[Records from a data source]
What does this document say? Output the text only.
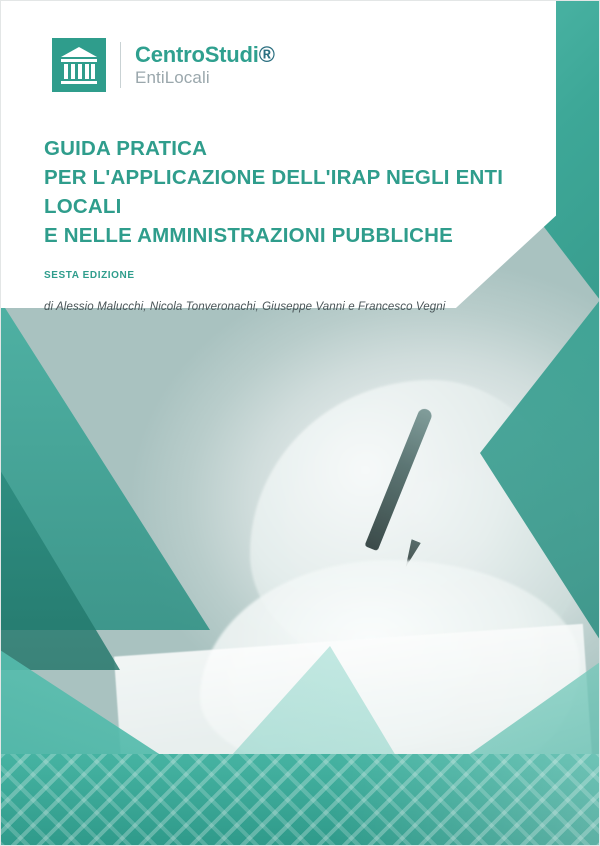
CentroStudi®
EntiLocali
GUIDA PRATICA
PER L'APPLICAZIONE DELL'IRAP NEGLI ENTI LOCALI
E NELLE AMMINISTRAZIONI PUBBLICHE
SESTA EDIZIONE
di Alessio Malucchi, Nicola Tonveronachi, Giuseppe Vanni e Francesco Vegni
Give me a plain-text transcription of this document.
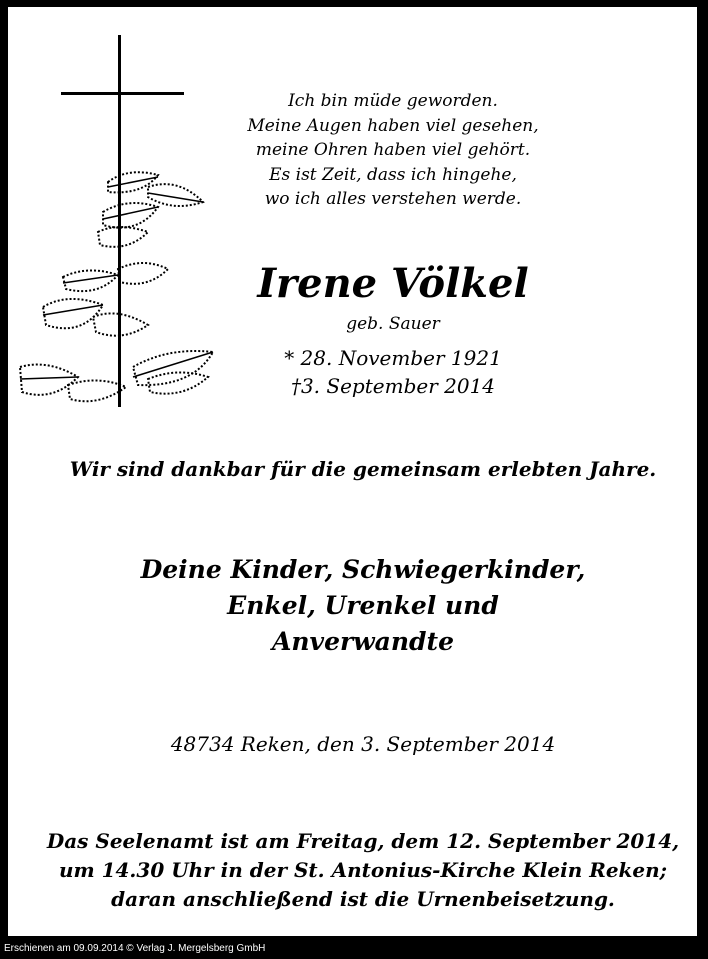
Ich bin müde geworden.
Meine Augen haben viel gesehen,
meine Ohren haben viel gehört.
Es ist Zeit, dass ich hingehe,
wo ich alles verstehen werde.
Irene Völkel
geb. Sauer
* 28. November 1921
†3. September 2014
Wir sind dankbar für die gemeinsam erlebten Jahre.
Deine Kinder, Schwiegerkinder,
Enkel, Urenkel und
Anverwandte
48734 Reken, den 3. September 2014
Das Seelenamt ist am Freitag, dem 12. September 2014,
um 14.30 Uhr in der St. Antonius-Kirche Klein Reken;
daran anschließend ist die Urnenbeisetzung.
Erschienen am 09.09.2014 © Verlag J. Mergelsberg GmbH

■ TASK STATEMENT ■
Where a line holds the string "document", copy that line.

■ ANSWER TO THE EXERCISE ■
What does this document say? Output the text only.
Give me a plain-text transcription of this document.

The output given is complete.